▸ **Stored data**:
---
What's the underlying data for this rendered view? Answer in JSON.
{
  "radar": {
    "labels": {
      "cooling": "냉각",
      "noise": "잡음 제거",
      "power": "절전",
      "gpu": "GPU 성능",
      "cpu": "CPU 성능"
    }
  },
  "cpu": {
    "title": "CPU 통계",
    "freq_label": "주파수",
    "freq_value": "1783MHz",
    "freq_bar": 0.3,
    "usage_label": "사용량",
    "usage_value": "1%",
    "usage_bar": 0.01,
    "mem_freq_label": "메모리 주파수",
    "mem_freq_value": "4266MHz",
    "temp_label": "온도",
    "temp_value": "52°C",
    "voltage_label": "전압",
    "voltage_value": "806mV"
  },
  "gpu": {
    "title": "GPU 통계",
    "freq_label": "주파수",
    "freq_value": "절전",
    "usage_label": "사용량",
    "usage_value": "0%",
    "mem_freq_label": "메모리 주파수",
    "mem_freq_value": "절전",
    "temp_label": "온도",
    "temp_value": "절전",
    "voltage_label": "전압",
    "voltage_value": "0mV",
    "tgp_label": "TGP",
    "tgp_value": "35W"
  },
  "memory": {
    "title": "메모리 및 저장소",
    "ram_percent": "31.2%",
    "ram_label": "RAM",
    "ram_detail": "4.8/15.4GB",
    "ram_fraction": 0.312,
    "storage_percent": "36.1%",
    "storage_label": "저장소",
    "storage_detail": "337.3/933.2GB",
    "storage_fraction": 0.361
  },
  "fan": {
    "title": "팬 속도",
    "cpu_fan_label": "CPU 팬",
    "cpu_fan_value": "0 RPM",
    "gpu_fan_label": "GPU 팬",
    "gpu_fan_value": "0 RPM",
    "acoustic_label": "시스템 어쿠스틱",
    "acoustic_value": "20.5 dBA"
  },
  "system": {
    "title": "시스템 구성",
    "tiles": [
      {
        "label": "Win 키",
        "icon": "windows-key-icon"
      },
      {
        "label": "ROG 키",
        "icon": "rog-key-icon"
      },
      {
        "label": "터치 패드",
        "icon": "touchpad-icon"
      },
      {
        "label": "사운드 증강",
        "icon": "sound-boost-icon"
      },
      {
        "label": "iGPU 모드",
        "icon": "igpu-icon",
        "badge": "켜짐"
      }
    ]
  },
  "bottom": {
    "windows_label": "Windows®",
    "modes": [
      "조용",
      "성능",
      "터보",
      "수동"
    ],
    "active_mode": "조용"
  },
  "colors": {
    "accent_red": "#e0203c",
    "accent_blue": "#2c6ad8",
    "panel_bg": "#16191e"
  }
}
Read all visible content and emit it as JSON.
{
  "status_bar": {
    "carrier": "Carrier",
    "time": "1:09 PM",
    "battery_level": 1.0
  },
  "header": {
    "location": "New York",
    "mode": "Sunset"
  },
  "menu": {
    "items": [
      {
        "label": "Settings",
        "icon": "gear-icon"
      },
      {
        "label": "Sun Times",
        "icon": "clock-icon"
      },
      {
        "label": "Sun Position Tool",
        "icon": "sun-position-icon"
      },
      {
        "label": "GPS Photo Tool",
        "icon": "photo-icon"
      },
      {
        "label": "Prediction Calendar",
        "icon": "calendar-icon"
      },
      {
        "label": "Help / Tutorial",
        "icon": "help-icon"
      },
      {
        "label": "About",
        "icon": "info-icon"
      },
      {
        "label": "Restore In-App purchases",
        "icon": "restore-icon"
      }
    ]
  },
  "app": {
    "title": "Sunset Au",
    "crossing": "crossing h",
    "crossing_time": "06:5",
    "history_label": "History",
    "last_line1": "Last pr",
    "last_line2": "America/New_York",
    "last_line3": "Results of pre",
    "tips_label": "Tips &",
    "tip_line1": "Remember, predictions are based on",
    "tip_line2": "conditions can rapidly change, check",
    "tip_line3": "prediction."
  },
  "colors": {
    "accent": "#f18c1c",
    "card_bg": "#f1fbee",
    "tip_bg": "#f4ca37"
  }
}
---
▸ **WHAT THIS TASK INVOLVES**: Return from the data every line that holds "title".

▸ **WRITTEN RESPONSE**:
    "title": "CPU 통계",
    "title": "GPU 통계",
    "title": "메모리 및 저장소",
    "title": "팬 속도",
    "title": "시스템 구성",
    "title": "Sunset Au",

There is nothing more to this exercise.